■ REQUIREMENT:
Reproduce the records below in full and word for word, excluding pictures.

■ INFORMATION GIVEN:
--- Start ---
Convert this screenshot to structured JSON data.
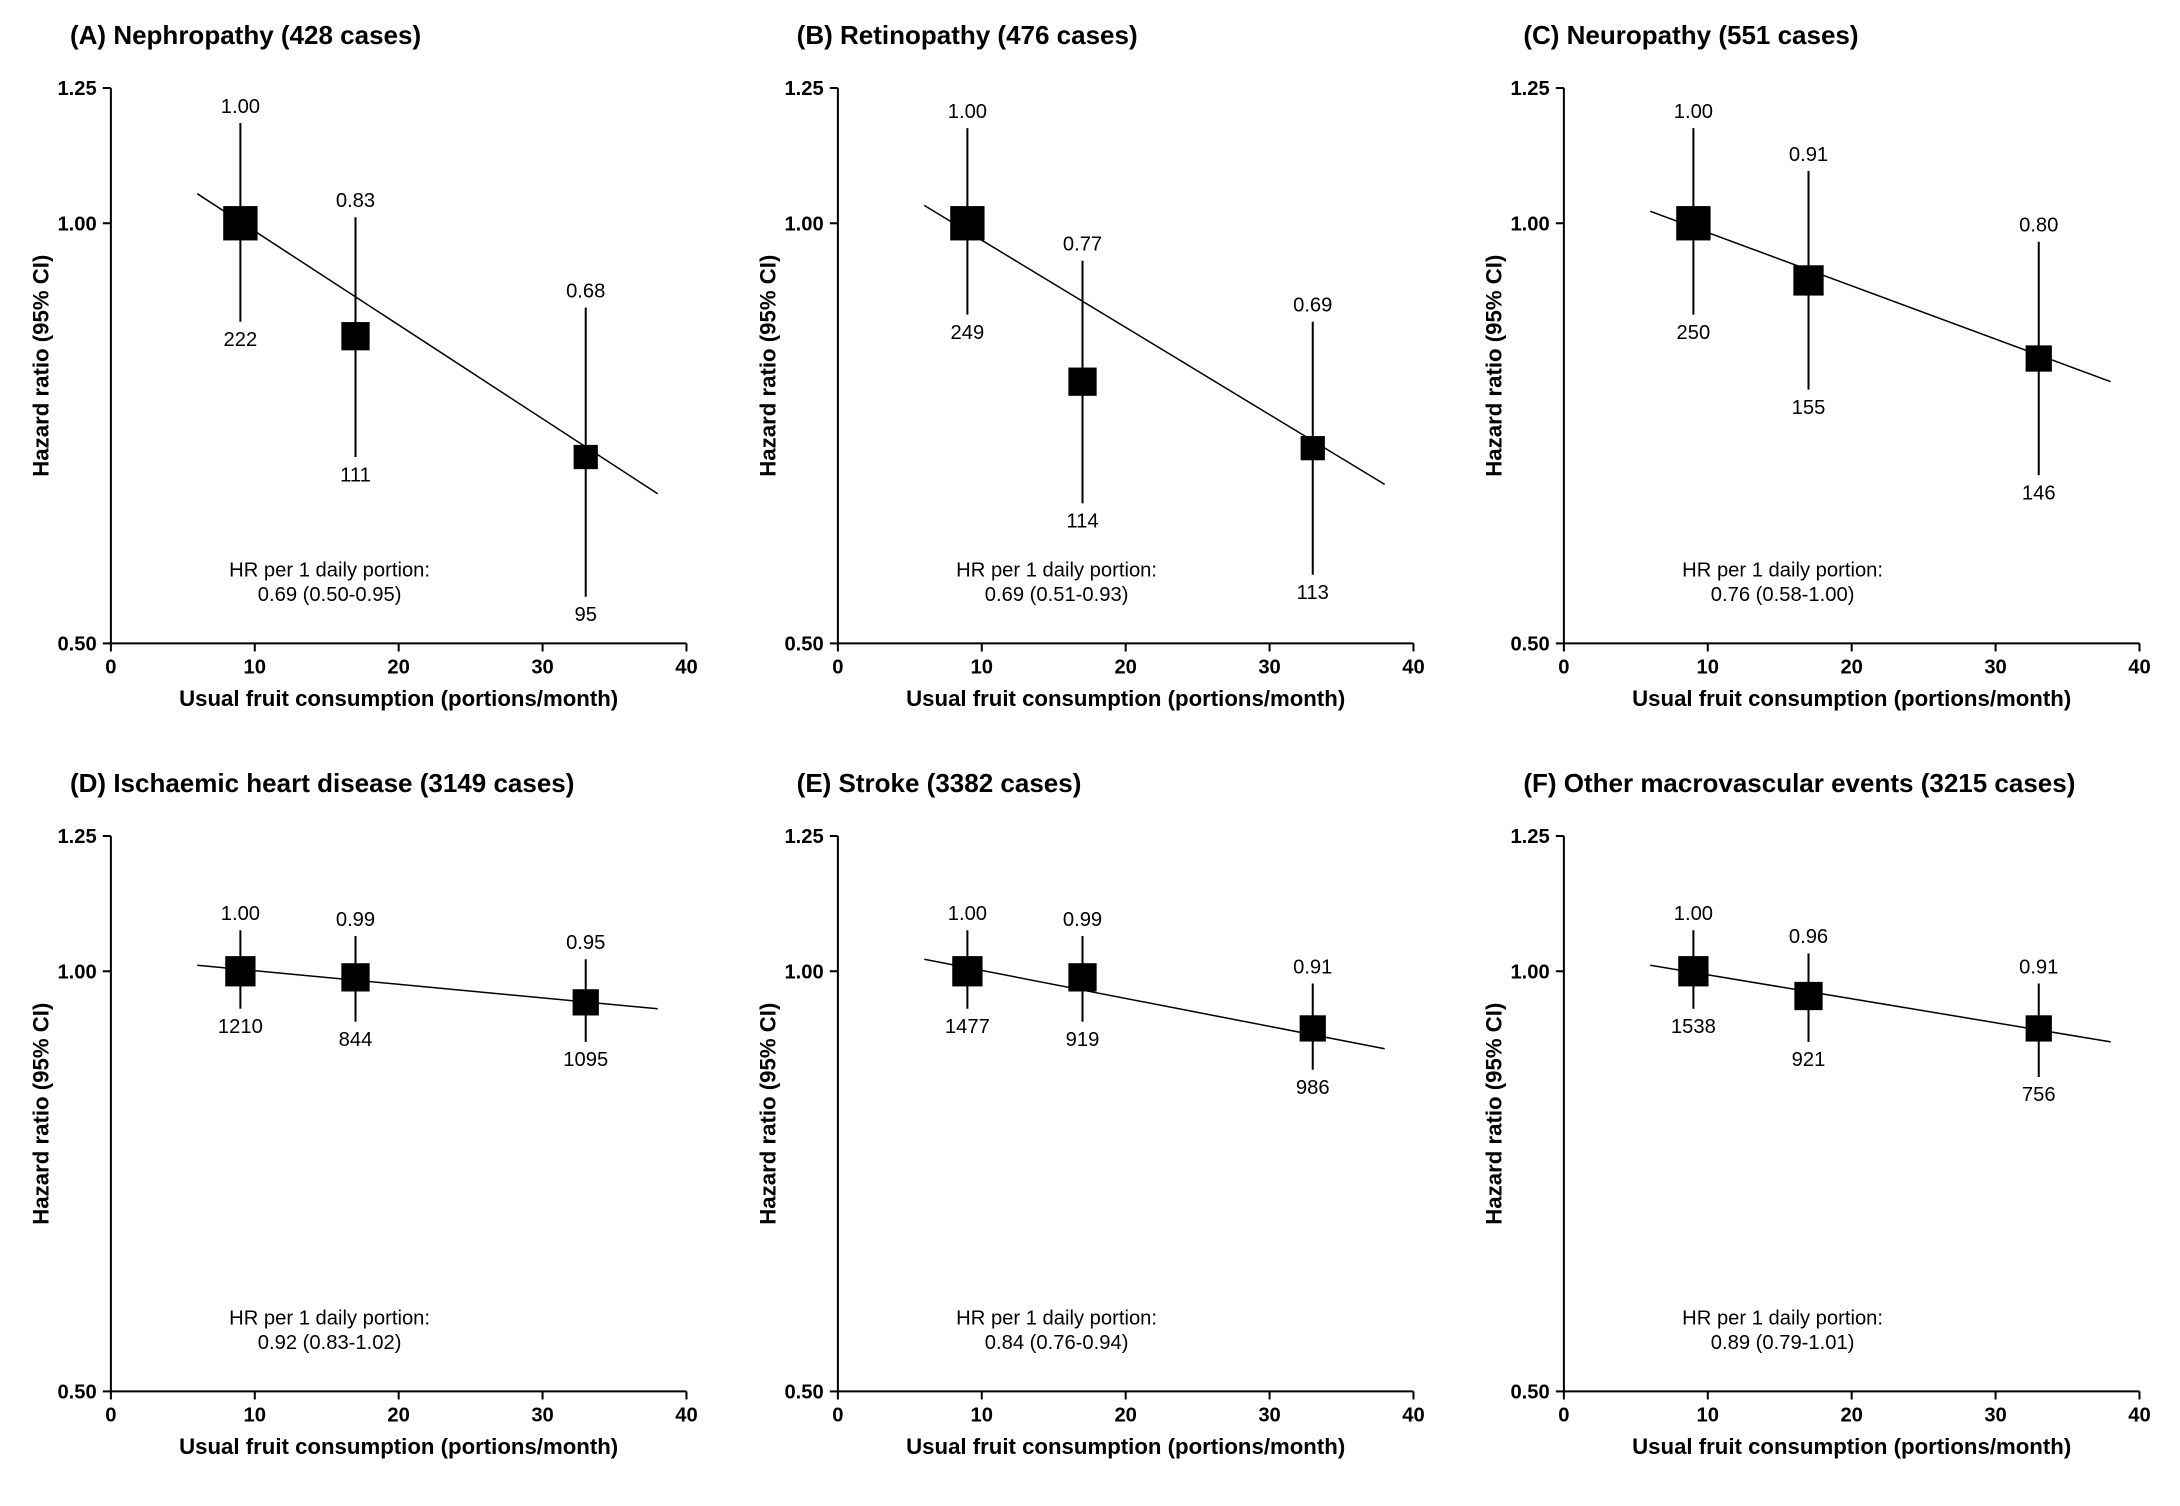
{
  "figure": {
    "background_color": "#ffffff",
    "marker_color": "#000000",
    "line_color": "#000000",
    "text_color": "#000000",
    "font_family": "Arial",
    "title_fontsize": 26,
    "axis_label_fontsize": 22,
    "tick_label_fontsize": 20,
    "point_label_fontsize": 20,
    "xlabel": "Usual fruit consumption (portions/month)",
    "ylabel": "Hazard ratio (95% CI)",
    "xlim": [
      0,
      40
    ],
    "xtick_step": 10,
    "xticks": [
      0,
      10,
      20,
      30,
      40
    ],
    "ylim": [
      0.5,
      1.25
    ],
    "yscale": "log",
    "yticks": [
      0.5,
      1.0,
      1.25
    ],
    "ytick_labels": [
      "0.50",
      "1.00",
      "1.25"
    ],
    "trend_x_extent": [
      6,
      38
    ],
    "hr_annot_prefix": "HR per 1 daily portion:",
    "panels": [
      {
        "id": "A",
        "title": "(A)  Nephropathy (428 cases)",
        "points": [
          {
            "x": 9,
            "hr": 1.0,
            "lo": 0.85,
            "hi": 1.18,
            "n": 222,
            "size": 34
          },
          {
            "x": 17,
            "hr": 0.83,
            "lo": 0.68,
            "hi": 1.01,
            "n": 111,
            "size": 28
          },
          {
            "x": 33,
            "hr": 0.68,
            "lo": 0.54,
            "hi": 0.87,
            "n": 95,
            "size": 24
          }
        ],
        "trend_hr_ends": [
          1.05,
          0.64
        ],
        "hr_text": "0.69 (0.50-0.95)"
      },
      {
        "id": "B",
        "title": "(B)  Retinopathy (476 cases)",
        "points": [
          {
            "x": 9,
            "hr": 1.0,
            "lo": 0.86,
            "hi": 1.17,
            "n": 249,
            "size": 34
          },
          {
            "x": 17,
            "hr": 0.77,
            "lo": 0.63,
            "hi": 0.94,
            "n": 114,
            "size": 28
          },
          {
            "x": 33,
            "hr": 0.69,
            "lo": 0.56,
            "hi": 0.85,
            "n": 113,
            "size": 24
          }
        ],
        "trend_hr_ends": [
          1.03,
          0.65
        ],
        "hr_text": "0.69 (0.51-0.93)"
      },
      {
        "id": "C",
        "title": "(C)  Neuropathy (551 cases)",
        "points": [
          {
            "x": 9,
            "hr": 1.0,
            "lo": 0.86,
            "hi": 1.17,
            "n": 250,
            "size": 34
          },
          {
            "x": 17,
            "hr": 0.91,
            "lo": 0.76,
            "hi": 1.09,
            "n": 155,
            "size": 30
          },
          {
            "x": 33,
            "hr": 0.8,
            "lo": 0.66,
            "hi": 0.97,
            "n": 146,
            "size": 26
          }
        ],
        "trend_hr_ends": [
          1.02,
          0.77
        ],
        "hr_text": "0.76 (0.58-1.00)"
      },
      {
        "id": "D",
        "title": "(D)  Ischaemic heart disease (3149 cases)",
        "points": [
          {
            "x": 9,
            "hr": 1.0,
            "lo": 0.94,
            "hi": 1.07,
            "n": 1210,
            "size": 30
          },
          {
            "x": 17,
            "hr": 0.99,
            "lo": 0.92,
            "hi": 1.06,
            "n": 844,
            "size": 28
          },
          {
            "x": 33,
            "hr": 0.95,
            "lo": 0.89,
            "hi": 1.02,
            "n": 1095,
            "size": 26
          }
        ],
        "trend_hr_ends": [
          1.01,
          0.94
        ],
        "hr_text": "0.92 (0.83-1.02)"
      },
      {
        "id": "E",
        "title": "(E)  Stroke (3382 cases)",
        "points": [
          {
            "x": 9,
            "hr": 1.0,
            "lo": 0.94,
            "hi": 1.07,
            "n": 1477,
            "size": 30
          },
          {
            "x": 17,
            "hr": 0.99,
            "lo": 0.92,
            "hi": 1.06,
            "n": 919,
            "size": 28
          },
          {
            "x": 33,
            "hr": 0.91,
            "lo": 0.85,
            "hi": 0.98,
            "n": 986,
            "size": 26
          }
        ],
        "trend_hr_ends": [
          1.02,
          0.88
        ],
        "hr_text": "0.84 (0.76-0.94)"
      },
      {
        "id": "F",
        "title": "(F)  Other macrovascular events (3215 cases)",
        "points": [
          {
            "x": 9,
            "hr": 1.0,
            "lo": 0.94,
            "hi": 1.07,
            "n": 1538,
            "size": 30
          },
          {
            "x": 17,
            "hr": 0.96,
            "lo": 0.89,
            "hi": 1.03,
            "n": 921,
            "size": 28
          },
          {
            "x": 33,
            "hr": 0.91,
            "lo": 0.84,
            "hi": 0.98,
            "n": 756,
            "size": 26
          }
        ],
        "trend_hr_ends": [
          1.01,
          0.89
        ],
        "hr_text": "0.89 (0.79-1.01)"
      }
    ]
  }
}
--- End ---
■ EXERCISE ANSWER:
Convert this screenshot to structured JSON data.
{
  "figure": {
    "background_color": "#ffffff",
    "marker_color": "#000000",
    "line_color": "#000000",
    "text_color": "#000000",
    "font_family": "Arial",
    "title_fontsize": 26,
    "axis_label_fontsize": 22,
    "tick_label_fontsize": 20,
    "point_label_fontsize": 20,
    "xlabel": "Usual fruit consumption (portions/month)",
    "ylabel": "Hazard ratio (95% CI)",
    "xlim": [
      0,
      40
    ],
    "xtick_step": 10,
    "xticks": [
      0,
      10,
      20,
      30,
      40
    ],
    "ylim": [
      0.5,
      1.25
    ],
    "yscale": "log",
    "yticks": [
      0.5,
      1.0,
      1.25
    ],
    "ytick_labels": [
      "0.50",
      "1.00",
      "1.25"
    ],
    "trend_x_extent": [
      6,
      38
    ],
    "hr_annot_prefix": "HR per 1 daily portion:",
    "panels": [
      {
        "id": "A",
        "title": "(A)  Nephropathy (428 cases)",
        "points": [
          {
            "x": 9,
            "hr": 1.0,
            "lo": 0.85,
            "hi": 1.18,
            "n": 222,
            "size": 34
          },
          {
            "x": 17,
            "hr": 0.83,
            "lo": 0.68,
            "hi": 1.01,
            "n": 111,
            "size": 28
          },
          {
            "x": 33,
            "hr": 0.68,
            "lo": 0.54,
            "hi": 0.87,
            "n": 95,
            "size": 24
          }
        ],
        "trend_hr_ends": [
          1.05,
          0.64
        ],
        "hr_text": "0.69 (0.50-0.95)"
      },
      {
        "id": "B",
        "title": "(B)  Retinopathy (476 cases)",
        "points": [
          {
            "x": 9,
            "hr": 1.0,
            "lo": 0.86,
            "hi": 1.17,
            "n": 249,
            "size": 34
          },
          {
            "x": 17,
            "hr": 0.77,
            "lo": 0.63,
            "hi": 0.94,
            "n": 114,
            "size": 28
          },
          {
            "x": 33,
            "hr": 0.69,
            "lo": 0.56,
            "hi": 0.85,
            "n": 113,
            "size": 24
          }
        ],
        "trend_hr_ends": [
          1.03,
          0.65
        ],
        "hr_text": "0.69 (0.51-0.93)"
      },
      {
        "id": "C",
        "title": "(C)  Neuropathy (551 cases)",
        "points": [
          {
            "x": 9,
            "hr": 1.0,
            "lo": 0.86,
            "hi": 1.17,
            "n": 250,
            "size": 34
          },
          {
            "x": 17,
            "hr": 0.91,
            "lo": 0.76,
            "hi": 1.09,
            "n": 155,
            "size": 30
          },
          {
            "x": 33,
            "hr": 0.8,
            "lo": 0.66,
            "hi": 0.97,
            "n": 146,
            "size": 26
          }
        ],
        "trend_hr_ends": [
          1.02,
          0.77
        ],
        "hr_text": "0.76 (0.58-1.00)"
      },
      {
        "id": "D",
        "title": "(D)  Ischaemic heart disease (3149 cases)",
        "points": [
          {
            "x": 9,
            "hr": 1.0,
            "lo": 0.94,
            "hi": 1.07,
            "n": 1210,
            "size": 30
          },
          {
            "x": 17,
            "hr": 0.99,
            "lo": 0.92,
            "hi": 1.06,
            "n": 844,
            "size": 28
          },
          {
            "x": 33,
            "hr": 0.95,
            "lo": 0.89,
            "hi": 1.02,
            "n": 1095,
            "size": 26
          }
        ],
        "trend_hr_ends": [
          1.01,
          0.94
        ],
        "hr_text": "0.92 (0.83-1.02)"
      },
      {
        "id": "E",
        "title": "(E)  Stroke (3382 cases)",
        "points": [
          {
            "x": 9,
            "hr": 1.0,
            "lo": 0.94,
            "hi": 1.07,
            "n": 1477,
            "size": 30
          },
          {
            "x": 17,
            "hr": 0.99,
            "lo": 0.92,
            "hi": 1.06,
            "n": 919,
            "size": 28
          },
          {
            "x": 33,
            "hr": 0.91,
            "lo": 0.85,
            "hi": 0.98,
            "n": 986,
            "size": 26
          }
        ],
        "trend_hr_ends": [
          1.02,
          0.88
        ],
        "hr_text": "0.84 (0.76-0.94)"
      },
      {
        "id": "F",
        "title": "(F)  Other macrovascular events (3215 cases)",
        "points": [
          {
            "x": 9,
            "hr": 1.0,
            "lo": 0.94,
            "hi": 1.07,
            "n": 1538,
            "size": 30
          },
          {
            "x": 17,
            "hr": 0.96,
            "lo": 0.89,
            "hi": 1.03,
            "n": 921,
            "size": 28
          },
          {
            "x": 33,
            "hr": 0.91,
            "lo": 0.84,
            "hi": 0.98,
            "n": 756,
            "size": 26
          }
        ],
        "trend_hr_ends": [
          1.01,
          0.89
        ],
        "hr_text": "0.89 (0.79-1.01)"
      }
    ]
  }
}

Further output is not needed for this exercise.